§ **Job**
Extract every entry word for word.

==== Records shown ====

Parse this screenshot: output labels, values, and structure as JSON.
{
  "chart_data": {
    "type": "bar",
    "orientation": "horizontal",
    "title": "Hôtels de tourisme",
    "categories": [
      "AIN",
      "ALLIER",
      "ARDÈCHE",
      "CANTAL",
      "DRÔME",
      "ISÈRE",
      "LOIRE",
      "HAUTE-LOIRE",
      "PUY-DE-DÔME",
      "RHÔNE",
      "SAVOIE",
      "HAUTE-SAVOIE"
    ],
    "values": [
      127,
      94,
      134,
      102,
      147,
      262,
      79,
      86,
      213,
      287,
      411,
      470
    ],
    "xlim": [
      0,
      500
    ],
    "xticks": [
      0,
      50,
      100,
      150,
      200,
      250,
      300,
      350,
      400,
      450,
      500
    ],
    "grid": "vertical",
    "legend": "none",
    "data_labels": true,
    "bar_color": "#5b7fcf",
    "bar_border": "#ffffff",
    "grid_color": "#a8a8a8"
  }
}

====

§ **Reply**
Parse this screenshot: output labels, values, and structure as JSON.
{
  "chart_data": {
    "type": "bar",
    "orientation": "horizontal",
    "title": "Hôtels de tourisme",
    "categories": [
      "AIN",
      "ALLIER",
      "ARDÈCHE",
      "CANTAL",
      "DRÔME",
      "ISÈRE",
      "LOIRE",
      "HAUTE-LOIRE",
      "PUY-DE-DÔME",
      "RHÔNE",
      "SAVOIE",
      "HAUTE-SAVOIE"
    ],
    "values": [
      127,
      94,
      134,
      102,
      147,
      262,
      79,
      86,
      213,
      287,
      411,
      470
    ],
    "xlim": [
      0,
      500
    ],
    "xticks": [
      0,
      50,
      100,
      150,
      200,
      250,
      300,
      350,
      400,
      450,
      500
    ],
    "grid": "vertical",
    "legend": "none",
    "data_labels": true,
    "bar_color": "#5b7fcf",
    "bar_border": "#ffffff",
    "grid_color": "#a8a8a8"
  }
}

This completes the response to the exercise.